• [EXERCISE PROMPT]
The data below should be restated word for word, with every picture omitted.

>>

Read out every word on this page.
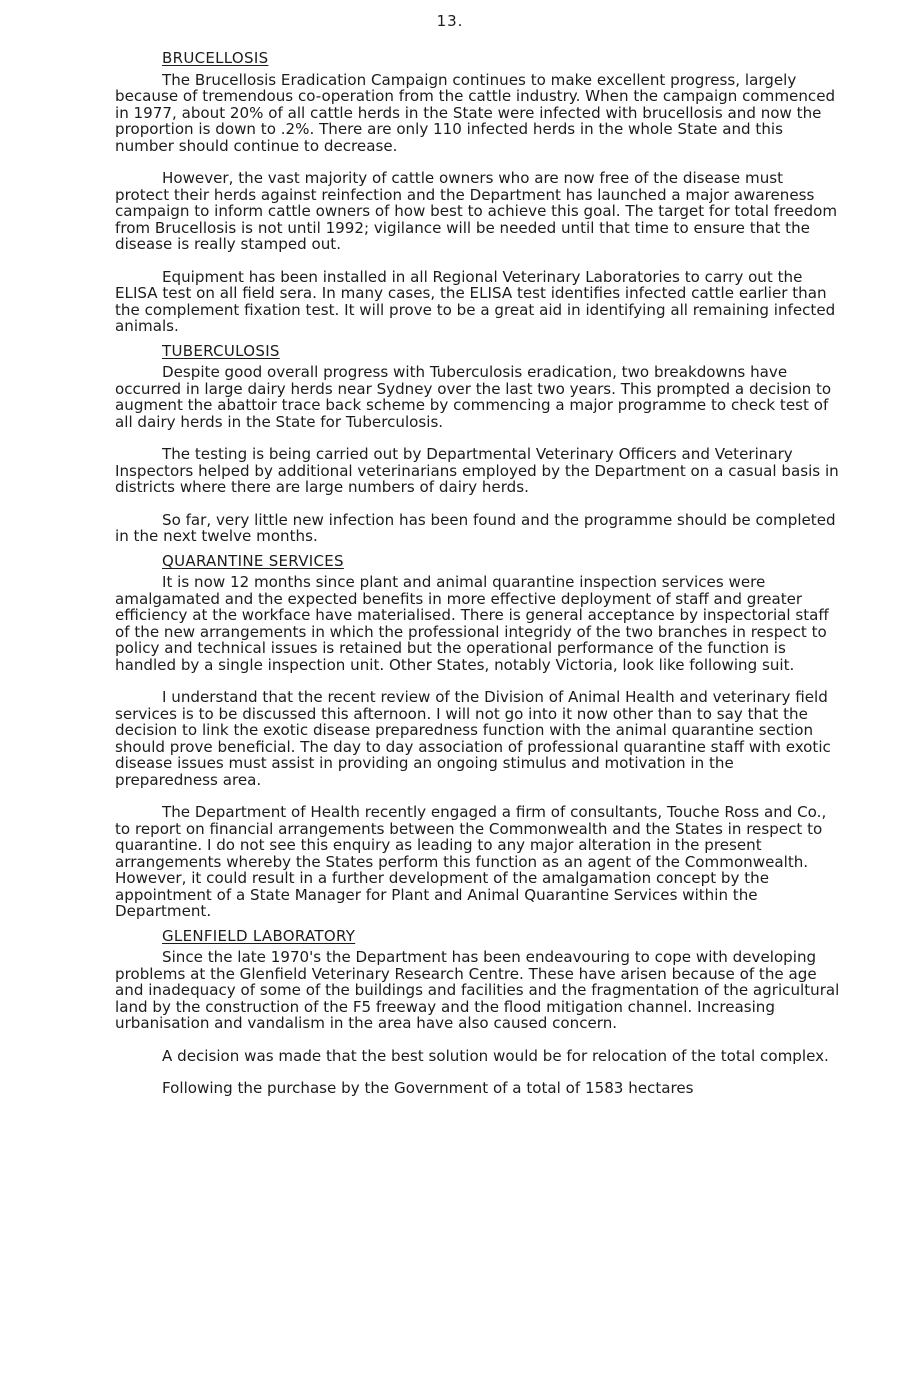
13.
BRUCELLOSIS

The Brucellosis Eradication Campaign continues to make excellent progress, largely because of tremendous co-operation from the cattle industry. When the campaign commenced in 1977, about 20% of all cattle herds in the State were infected with brucellosis and now the proportion is down to .2%. There are only 110 infected herds in the whole State and this number should continue to decrease.

However, the vast majority of cattle owners who are now free of the disease must protect their herds against reinfection and the Department has launched a major awareness campaign to inform cattle owners of how best to achieve this goal. The target for total freedom from Brucellosis is not until 1992; vigilance will be needed until that time to ensure that the disease is really stamped out.

Equipment has been installed in all Regional Veterinary Laboratories to carry out the ELISA test on all field sera. In many cases, the ELISA test identifies infected cattle earlier than the complement fixation test. It will prove to be a great aid in identifying all remaining infected animals.

TUBERCULOSIS

Despite good overall progress with Tuberculosis eradication, two breakdowns have occurred in large dairy herds near Sydney over the last two years. This prompted a decision to augment the abattoir trace back scheme by commencing a major programme to check test of all dairy herds in the State for Tuberculosis.

The testing is being carried out by Departmental Veterinary Officers and Veterinary Inspectors helped by additional veterinarians employed by the Department on a casual basis in districts where there are large numbers of dairy herds.

So far, very little new infection has been found and the programme should be completed in the next twelve months.

QUARANTINE SERVICES

It is now 12 months since plant and animal quarantine inspection services were amalgamated and the expected benefits in more effective deployment of staff and greater efficiency at the workface have materialised. There is general acceptance by inspectorial staff of the new arrangements in which the professional integridy of the two branches in respect to policy and technical issues is retained but the operational performance of the function is handled by a single inspection unit. Other States, notably Victoria, look like following suit.

I understand that the recent review of the Division of Animal Health and veterinary field services is to be discussed this afternoon. I will not go into it now other than to say that the decision to link the exotic disease preparedness function with the animal quarantine section should prove beneficial. The day to day association of professional quarantine staff with exotic disease issues must assist in providing an ongoing stimulus and motivation in the preparedness area.

The Department of Health recently engaged a firm of consultants, Touche Ross and Co., to report on financial arrangements between the Commonwealth and the States in respect to quarantine. I do not see this enquiry as leading to any major alteration in the present arrangements whereby the States perform this function as an agent of the Commonwealth. However, it could result in a further development of the amalgamation concept by the appointment of a State Manager for Plant and Animal Quarantine Services within the Department.

GLENFIELD LABORATORY

Since the late 1970's the Department has been endeavouring to cope with developing problems at the Glenfield Veterinary Research Centre. These have arisen because of the age and inadequacy of some of the buildings and facilities and the fragmentation of the agricultural land by the construction of the F5 freeway and the flood mitigation channel. Increasing urbanisation and vandalism in the area have also caused concern.

A decision was made that the best solution would be for relocation of the total complex.

Following the purchase by the Government of a total of 1583 hectares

<<

• [ANSWER TO THE EXERCISE]
Read out every word on this page.
13.
BRUCELLOSIS

The Brucellosis Eradication Campaign continues to make excellent progress, largely because of tremendous co-operation from the cattle industry. When the campaign commenced in 1977, about 20% of all cattle herds in the State were infected with brucellosis and now the proportion is down to .2%. There are only 110 infected herds in the whole State and this number should continue to decrease.

However, the vast majority of cattle owners who are now free of the disease must protect their herds against reinfection and the Department has launched a major awareness campaign to inform cattle owners of how best to achieve this goal. The target for total freedom from Brucellosis is not until 1992; vigilance will be needed until that time to ensure that the disease is really stamped out.

Equipment has been installed in all Regional Veterinary Laboratories to carry out the ELISA test on all field sera. In many cases, the ELISA test identifies infected cattle earlier than the complement fixation test. It will prove to be a great aid in identifying all remaining infected animals.

TUBERCULOSIS

Despite good overall progress with Tuberculosis eradication, two breakdowns have occurred in large dairy herds near Sydney over the last two years. This prompted a decision to augment the abattoir trace back scheme by commencing a major programme to check test of all dairy herds in the State for Tuberculosis.

The testing is being carried out by Departmental Veterinary Officers and Veterinary Inspectors helped by additional veterinarians employed by the Department on a casual basis in districts where there are large numbers of dairy herds.

So far, very little new infection has been found and the programme should be completed in the next twelve months.

QUARANTINE SERVICES

It is now 12 months since plant and animal quarantine inspection services were amalgamated and the expected benefits in more effective deployment of staff and greater efficiency at the workface have materialised. There is general acceptance by inspectorial staff of the new arrangements in which the professional integridy of the two branches in respect to policy and technical issues is retained but the operational performance of the function is handled by a single inspection unit. Other States, notably Victoria, look like following suit.

I understand that the recent review of the Division of Animal Health and veterinary field services is to be discussed this afternoon. I will not go into it now other than to say that the decision to link the exotic disease preparedness function with the animal quarantine section should prove beneficial. The day to day association of professional quarantine staff with exotic disease issues must assist in providing an ongoing stimulus and motivation in the preparedness area.

The Department of Health recently engaged a firm of consultants, Touche Ross and Co., to report on financial arrangements between the Commonwealth and the States in respect to quarantine. I do not see this enquiry as leading to any major alteration in the present arrangements whereby the States perform this function as an agent of the Commonwealth. However, it could result in a further development of the amalgamation concept by the appointment of a State Manager for Plant and Animal Quarantine Services within the Department.

GLENFIELD LABORATORY

Since the late 1970's the Department has been endeavouring to cope with developing problems at the Glenfield Veterinary Research Centre. These have arisen because of the age and inadequacy of some of the buildings and facilities and the fragmentation of the agricultural land by the construction of the F5 freeway and the flood mitigation channel. Increasing urbanisation and vandalism in the area have also caused concern.

A decision was made that the best solution would be for relocation of the total complex.

Following the purchase by the Government of a total of 1583 hectares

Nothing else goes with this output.